Dataset excerpts:
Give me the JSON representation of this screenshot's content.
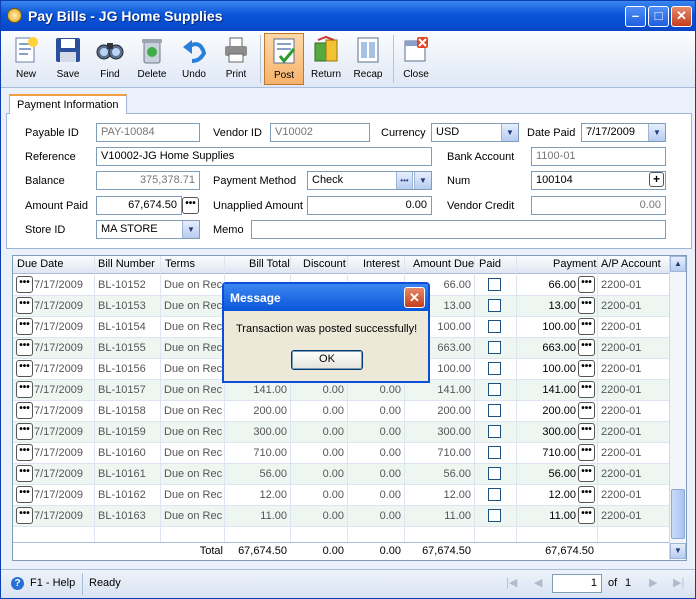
{
  "window": {
    "title": "Pay Bills - JG Home Supplies"
  },
  "toolbar": [
    {
      "label": "New",
      "icon": "new-icon"
    },
    {
      "label": "Save",
      "icon": "save-icon"
    },
    {
      "label": "Find",
      "icon": "find-icon"
    },
    {
      "label": "Delete",
      "icon": "delete-icon"
    },
    {
      "label": "Undo",
      "icon": "undo-icon"
    },
    {
      "label": "Print",
      "icon": "print-icon"
    },
    {
      "label": "Post",
      "icon": "post-icon"
    },
    {
      "label": "Return",
      "icon": "return-icon"
    },
    {
      "label": "Recap",
      "icon": "recap-icon"
    },
    {
      "label": "Close",
      "icon": "close-icon"
    }
  ],
  "tab": "Payment Information",
  "form": {
    "payable_id_label": "Payable ID",
    "payable_id": "PAY-10084",
    "vendor_id_label": "Vendor ID",
    "vendor_id": "V10002",
    "currency_label": "Currency",
    "currency": "USD",
    "date_paid_label": "Date Paid",
    "date_paid": "7/17/2009",
    "reference_label": "Reference",
    "reference": "V10002-JG Home Supplies",
    "bank_account_label": "Bank Account",
    "bank_account": "1100-01",
    "balance_label": "Balance",
    "balance": "375,378.71",
    "payment_method_label": "Payment Method",
    "payment_method": "Check",
    "num_label": "Num",
    "num": "100104",
    "amount_paid_label": "Amount Paid",
    "amount_paid": "67,674.50",
    "unapplied_label": "Unapplied Amount",
    "unapplied": "0.00",
    "vendor_credit_label": "Vendor Credit",
    "vendor_credit": "0.00",
    "store_id_label": "Store ID",
    "store_id": "MA STORE",
    "memo_label": "Memo",
    "memo": ""
  },
  "grid": {
    "headers": [
      "Due Date",
      "Bill Number",
      "Terms",
      "Bill Total",
      "Discount",
      "Interest",
      "Amount Due",
      "Paid",
      "Payment",
      "A/P Account"
    ],
    "rows": [
      {
        "date": "7/17/2009",
        "bill": "BL-10152",
        "terms": "Due on Rece",
        "total": "",
        "discount": "",
        "interest": "",
        "due": "66.00",
        "payment": "66.00",
        "ap": "2200-01"
      },
      {
        "date": "7/17/2009",
        "bill": "BL-10153",
        "terms": "Due on Rece",
        "total": "",
        "discount": "",
        "interest": "",
        "due": "13.00",
        "payment": "13.00",
        "ap": "2200-01"
      },
      {
        "date": "7/17/2009",
        "bill": "BL-10154",
        "terms": "Due on Rece",
        "total": "",
        "discount": "",
        "interest": "",
        "due": "100.00",
        "payment": "100.00",
        "ap": "2200-01"
      },
      {
        "date": "7/17/2009",
        "bill": "BL-10155",
        "terms": "Due on Rece",
        "total": "",
        "discount": "",
        "interest": "",
        "due": "663.00",
        "payment": "663.00",
        "ap": "2200-01"
      },
      {
        "date": "7/17/2009",
        "bill": "BL-10156",
        "terms": "Due on Rece",
        "total": "",
        "discount": "",
        "interest": "",
        "due": "100.00",
        "payment": "100.00",
        "ap": "2200-01"
      },
      {
        "date": "7/17/2009",
        "bill": "BL-10157",
        "terms": "Due on Rece",
        "total": "141.00",
        "discount": "0.00",
        "interest": "0.00",
        "due": "141.00",
        "payment": "141.00",
        "ap": "2200-01"
      },
      {
        "date": "7/17/2009",
        "bill": "BL-10158",
        "terms": "Due on Rece",
        "total": "200.00",
        "discount": "0.00",
        "interest": "0.00",
        "due": "200.00",
        "payment": "200.00",
        "ap": "2200-01"
      },
      {
        "date": "7/17/2009",
        "bill": "BL-10159",
        "terms": "Due on Rece",
        "total": "300.00",
        "discount": "0.00",
        "interest": "0.00",
        "due": "300.00",
        "payment": "300.00",
        "ap": "2200-01"
      },
      {
        "date": "7/17/2009",
        "bill": "BL-10160",
        "terms": "Due on Rece",
        "total": "710.00",
        "discount": "0.00",
        "interest": "0.00",
        "due": "710.00",
        "payment": "710.00",
        "ap": "2200-01"
      },
      {
        "date": "7/17/2009",
        "bill": "BL-10161",
        "terms": "Due on Rece",
        "total": "56.00",
        "discount": "0.00",
        "interest": "0.00",
        "due": "56.00",
        "payment": "56.00",
        "ap": "2200-01"
      },
      {
        "date": "7/17/2009",
        "bill": "BL-10162",
        "terms": "Due on Rece",
        "total": "12.00",
        "discount": "0.00",
        "interest": "0.00",
        "due": "12.00",
        "payment": "12.00",
        "ap": "2200-01"
      },
      {
        "date": "7/17/2009",
        "bill": "BL-10163",
        "terms": "Due on Rece",
        "total": "11.00",
        "discount": "0.00",
        "interest": "0.00",
        "due": "11.00",
        "payment": "11.00",
        "ap": "2200-01"
      }
    ],
    "totals": {
      "label": "Total",
      "total": "67,674.50",
      "discount": "0.00",
      "interest": "0.00",
      "due": "67,674.50",
      "payment": "67,674.50"
    }
  },
  "status": {
    "help": "F1 - Help",
    "state": "Ready",
    "page": "1",
    "of_label": "of",
    "page_count": "1"
  },
  "dialog": {
    "title": "Message",
    "message": "Transaction was posted successfully!",
    "ok": "OK"
  }
}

■ **THE REQUEST**:
Using the records above, gather all lines where the string "icon" is present.

■ **EXERCISE RESPONSE**:
      "icon": "new-icon"
      "icon": "save-icon"
      "icon": "find-icon"
      "icon": "delete-icon"
      "icon": "undo-icon"
      "icon": "print-icon"
      "icon": "post-icon"
      "icon": "return-icon"
      "icon": "recap-icon"
      "icon": "close-icon"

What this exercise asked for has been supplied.